**WHAT TO PRODUCE:**
Search the listing below for the string "employment" and copy every line where it occurs.

======== SUPPLIED INFORMATION

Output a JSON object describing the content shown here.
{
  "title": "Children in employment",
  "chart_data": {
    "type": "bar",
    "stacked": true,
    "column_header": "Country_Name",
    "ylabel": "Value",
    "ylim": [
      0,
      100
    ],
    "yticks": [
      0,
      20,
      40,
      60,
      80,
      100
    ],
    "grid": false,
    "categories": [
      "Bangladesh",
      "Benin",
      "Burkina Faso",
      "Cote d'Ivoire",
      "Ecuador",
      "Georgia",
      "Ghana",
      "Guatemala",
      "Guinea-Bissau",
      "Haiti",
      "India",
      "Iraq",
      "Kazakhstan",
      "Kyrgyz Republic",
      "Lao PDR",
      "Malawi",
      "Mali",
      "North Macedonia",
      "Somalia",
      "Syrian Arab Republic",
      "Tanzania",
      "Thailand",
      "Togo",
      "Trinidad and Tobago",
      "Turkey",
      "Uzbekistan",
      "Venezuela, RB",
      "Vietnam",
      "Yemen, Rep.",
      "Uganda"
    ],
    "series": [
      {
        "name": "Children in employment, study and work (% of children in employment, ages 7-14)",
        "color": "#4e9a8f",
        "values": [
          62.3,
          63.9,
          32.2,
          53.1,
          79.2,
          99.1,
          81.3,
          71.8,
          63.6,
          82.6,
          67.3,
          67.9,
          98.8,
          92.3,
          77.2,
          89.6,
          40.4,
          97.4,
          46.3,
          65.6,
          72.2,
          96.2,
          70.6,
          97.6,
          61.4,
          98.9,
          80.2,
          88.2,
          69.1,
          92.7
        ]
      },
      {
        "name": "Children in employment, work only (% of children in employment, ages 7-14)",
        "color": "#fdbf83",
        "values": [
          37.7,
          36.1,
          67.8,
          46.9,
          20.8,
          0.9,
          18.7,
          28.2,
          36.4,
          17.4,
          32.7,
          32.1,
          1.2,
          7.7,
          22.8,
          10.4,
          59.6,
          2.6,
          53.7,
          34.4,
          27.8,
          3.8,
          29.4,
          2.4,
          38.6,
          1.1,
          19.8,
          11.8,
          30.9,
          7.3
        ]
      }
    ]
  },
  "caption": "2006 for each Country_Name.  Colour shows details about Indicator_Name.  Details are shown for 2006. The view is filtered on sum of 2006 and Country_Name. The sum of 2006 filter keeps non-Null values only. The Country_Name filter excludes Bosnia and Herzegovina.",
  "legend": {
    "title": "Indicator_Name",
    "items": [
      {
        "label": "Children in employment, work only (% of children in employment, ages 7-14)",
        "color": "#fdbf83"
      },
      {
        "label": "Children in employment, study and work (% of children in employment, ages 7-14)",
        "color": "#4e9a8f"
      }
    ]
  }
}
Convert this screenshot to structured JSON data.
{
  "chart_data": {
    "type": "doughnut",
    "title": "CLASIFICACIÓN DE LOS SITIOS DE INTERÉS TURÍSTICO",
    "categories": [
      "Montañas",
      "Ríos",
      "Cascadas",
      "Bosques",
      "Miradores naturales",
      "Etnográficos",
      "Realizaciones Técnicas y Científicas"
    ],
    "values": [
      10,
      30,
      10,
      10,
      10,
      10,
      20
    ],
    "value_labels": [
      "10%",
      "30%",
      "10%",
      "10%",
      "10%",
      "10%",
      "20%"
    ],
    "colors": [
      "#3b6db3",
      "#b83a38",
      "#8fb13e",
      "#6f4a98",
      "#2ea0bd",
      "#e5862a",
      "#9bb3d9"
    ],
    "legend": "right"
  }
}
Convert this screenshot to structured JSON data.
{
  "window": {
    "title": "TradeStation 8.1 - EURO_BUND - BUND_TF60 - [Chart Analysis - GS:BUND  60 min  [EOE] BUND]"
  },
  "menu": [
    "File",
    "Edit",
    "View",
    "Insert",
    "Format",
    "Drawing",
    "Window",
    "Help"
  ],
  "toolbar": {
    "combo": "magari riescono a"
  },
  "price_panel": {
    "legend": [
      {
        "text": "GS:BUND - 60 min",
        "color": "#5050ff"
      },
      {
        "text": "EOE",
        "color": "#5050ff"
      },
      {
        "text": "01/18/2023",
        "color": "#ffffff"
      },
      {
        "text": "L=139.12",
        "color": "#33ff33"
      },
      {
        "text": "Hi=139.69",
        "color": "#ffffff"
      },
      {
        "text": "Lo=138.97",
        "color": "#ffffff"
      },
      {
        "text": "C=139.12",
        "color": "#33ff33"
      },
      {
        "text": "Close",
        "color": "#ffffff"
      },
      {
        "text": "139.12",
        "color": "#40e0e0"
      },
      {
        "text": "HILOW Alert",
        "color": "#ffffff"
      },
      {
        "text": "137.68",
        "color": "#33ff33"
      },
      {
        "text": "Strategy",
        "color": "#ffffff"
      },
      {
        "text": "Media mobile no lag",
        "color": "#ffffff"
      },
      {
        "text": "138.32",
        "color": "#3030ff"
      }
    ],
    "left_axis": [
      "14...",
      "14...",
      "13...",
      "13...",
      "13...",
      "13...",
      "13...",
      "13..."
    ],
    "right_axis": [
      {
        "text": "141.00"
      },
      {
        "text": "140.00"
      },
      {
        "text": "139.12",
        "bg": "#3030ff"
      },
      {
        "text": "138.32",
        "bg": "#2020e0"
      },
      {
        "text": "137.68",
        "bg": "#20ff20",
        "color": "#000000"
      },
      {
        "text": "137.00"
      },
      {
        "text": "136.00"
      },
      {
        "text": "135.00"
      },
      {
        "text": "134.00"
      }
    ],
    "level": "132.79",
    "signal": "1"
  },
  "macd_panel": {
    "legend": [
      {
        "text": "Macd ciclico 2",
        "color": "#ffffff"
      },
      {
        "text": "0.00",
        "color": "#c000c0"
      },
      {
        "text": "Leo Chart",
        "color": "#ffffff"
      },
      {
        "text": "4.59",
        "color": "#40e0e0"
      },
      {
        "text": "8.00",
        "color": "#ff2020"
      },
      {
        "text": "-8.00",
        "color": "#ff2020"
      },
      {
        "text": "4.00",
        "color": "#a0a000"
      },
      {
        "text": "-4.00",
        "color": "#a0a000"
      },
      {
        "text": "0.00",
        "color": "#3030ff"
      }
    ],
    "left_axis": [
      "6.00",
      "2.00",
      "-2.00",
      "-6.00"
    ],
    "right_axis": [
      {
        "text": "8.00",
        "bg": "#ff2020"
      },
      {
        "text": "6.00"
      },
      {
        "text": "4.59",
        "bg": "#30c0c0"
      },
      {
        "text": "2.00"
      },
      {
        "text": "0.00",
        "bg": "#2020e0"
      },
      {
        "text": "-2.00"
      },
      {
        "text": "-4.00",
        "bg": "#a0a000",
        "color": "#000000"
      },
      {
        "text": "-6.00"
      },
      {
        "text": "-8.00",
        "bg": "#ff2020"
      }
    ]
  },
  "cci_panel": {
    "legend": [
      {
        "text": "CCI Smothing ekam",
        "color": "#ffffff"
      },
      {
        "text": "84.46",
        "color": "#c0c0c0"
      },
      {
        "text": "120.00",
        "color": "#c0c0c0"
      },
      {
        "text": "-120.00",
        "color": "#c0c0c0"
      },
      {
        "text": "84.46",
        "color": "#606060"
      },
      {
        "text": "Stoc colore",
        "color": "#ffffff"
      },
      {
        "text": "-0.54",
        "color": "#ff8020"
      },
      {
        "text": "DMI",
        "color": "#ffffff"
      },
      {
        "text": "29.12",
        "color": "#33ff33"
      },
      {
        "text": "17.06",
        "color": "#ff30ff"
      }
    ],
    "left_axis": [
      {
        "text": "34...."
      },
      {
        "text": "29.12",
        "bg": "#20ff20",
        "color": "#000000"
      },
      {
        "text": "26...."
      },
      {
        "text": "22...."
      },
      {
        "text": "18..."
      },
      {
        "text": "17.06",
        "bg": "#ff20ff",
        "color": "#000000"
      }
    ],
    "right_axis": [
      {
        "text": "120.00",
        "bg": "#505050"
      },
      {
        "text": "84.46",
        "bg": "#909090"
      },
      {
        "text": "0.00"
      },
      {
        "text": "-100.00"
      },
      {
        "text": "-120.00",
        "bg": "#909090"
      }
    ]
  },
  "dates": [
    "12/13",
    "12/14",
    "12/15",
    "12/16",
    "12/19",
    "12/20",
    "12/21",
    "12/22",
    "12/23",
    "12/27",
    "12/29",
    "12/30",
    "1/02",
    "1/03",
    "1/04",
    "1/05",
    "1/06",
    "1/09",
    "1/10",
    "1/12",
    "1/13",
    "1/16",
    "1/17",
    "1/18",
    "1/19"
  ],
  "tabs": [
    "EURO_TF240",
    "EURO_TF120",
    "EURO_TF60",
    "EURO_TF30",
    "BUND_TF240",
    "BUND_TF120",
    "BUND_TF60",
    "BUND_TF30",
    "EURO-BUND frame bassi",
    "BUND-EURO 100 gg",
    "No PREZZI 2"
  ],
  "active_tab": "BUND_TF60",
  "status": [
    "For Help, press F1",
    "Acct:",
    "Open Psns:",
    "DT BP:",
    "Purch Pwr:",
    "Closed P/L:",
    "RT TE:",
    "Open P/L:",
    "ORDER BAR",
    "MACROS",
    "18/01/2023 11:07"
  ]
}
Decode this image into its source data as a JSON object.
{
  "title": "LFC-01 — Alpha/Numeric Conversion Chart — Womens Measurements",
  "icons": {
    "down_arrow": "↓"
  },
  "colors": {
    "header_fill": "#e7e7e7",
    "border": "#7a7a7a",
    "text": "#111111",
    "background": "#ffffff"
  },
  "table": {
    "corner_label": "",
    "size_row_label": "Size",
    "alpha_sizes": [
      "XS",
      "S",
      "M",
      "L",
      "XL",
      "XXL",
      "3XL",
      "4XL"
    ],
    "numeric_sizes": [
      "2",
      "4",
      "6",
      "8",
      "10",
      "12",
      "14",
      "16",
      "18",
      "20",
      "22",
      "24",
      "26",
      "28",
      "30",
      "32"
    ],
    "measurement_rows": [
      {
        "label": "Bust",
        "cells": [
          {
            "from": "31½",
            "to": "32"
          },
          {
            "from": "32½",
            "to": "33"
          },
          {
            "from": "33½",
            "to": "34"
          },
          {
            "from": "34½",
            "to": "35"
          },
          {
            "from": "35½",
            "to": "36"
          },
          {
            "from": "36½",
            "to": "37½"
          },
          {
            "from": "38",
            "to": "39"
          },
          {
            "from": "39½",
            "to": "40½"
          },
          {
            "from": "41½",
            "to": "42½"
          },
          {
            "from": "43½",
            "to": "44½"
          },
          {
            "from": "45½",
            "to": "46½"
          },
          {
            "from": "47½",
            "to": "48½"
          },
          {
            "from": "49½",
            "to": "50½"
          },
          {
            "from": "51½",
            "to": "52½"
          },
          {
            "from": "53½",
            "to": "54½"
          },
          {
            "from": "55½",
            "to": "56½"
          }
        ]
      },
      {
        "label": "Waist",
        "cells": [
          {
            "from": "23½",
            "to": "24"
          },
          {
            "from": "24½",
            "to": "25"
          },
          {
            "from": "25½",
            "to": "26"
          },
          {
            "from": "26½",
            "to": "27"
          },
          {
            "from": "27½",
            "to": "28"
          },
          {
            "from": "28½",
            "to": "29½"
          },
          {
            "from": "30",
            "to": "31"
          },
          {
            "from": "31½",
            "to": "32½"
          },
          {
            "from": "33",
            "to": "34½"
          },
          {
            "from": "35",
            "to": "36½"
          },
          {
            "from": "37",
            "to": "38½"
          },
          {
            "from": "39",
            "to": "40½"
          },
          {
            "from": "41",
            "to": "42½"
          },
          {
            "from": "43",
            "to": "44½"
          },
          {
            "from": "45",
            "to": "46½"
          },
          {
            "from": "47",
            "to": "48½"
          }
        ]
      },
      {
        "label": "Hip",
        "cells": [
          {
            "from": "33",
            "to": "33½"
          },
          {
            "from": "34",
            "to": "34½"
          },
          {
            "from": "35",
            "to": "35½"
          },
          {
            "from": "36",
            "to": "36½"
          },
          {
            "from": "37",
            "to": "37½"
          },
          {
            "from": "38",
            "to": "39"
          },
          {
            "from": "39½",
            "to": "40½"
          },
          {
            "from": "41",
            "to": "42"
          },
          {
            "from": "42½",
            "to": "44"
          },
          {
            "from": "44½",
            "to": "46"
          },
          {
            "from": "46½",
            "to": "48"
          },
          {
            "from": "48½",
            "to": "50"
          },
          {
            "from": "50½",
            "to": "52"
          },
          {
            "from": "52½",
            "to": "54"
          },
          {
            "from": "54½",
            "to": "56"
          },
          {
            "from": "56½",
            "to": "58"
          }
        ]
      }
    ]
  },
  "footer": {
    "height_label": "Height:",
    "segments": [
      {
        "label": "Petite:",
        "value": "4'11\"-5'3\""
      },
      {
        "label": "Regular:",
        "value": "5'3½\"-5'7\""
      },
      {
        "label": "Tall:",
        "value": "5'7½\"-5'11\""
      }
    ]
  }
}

================

**THE SOLUTION:**
  "title": "Children in employment",
        "name": "Children in employment, study and work (% of children in employment, ages 7-14)",
        "name": "Children in employment, work only (% of children in employment, ages 7-14)",
        "label": "Children in employment, work only (% of children in employment, ages 7-14)",
        "label": "Children in employment, study and work (% of children in employment, ages 7-14)",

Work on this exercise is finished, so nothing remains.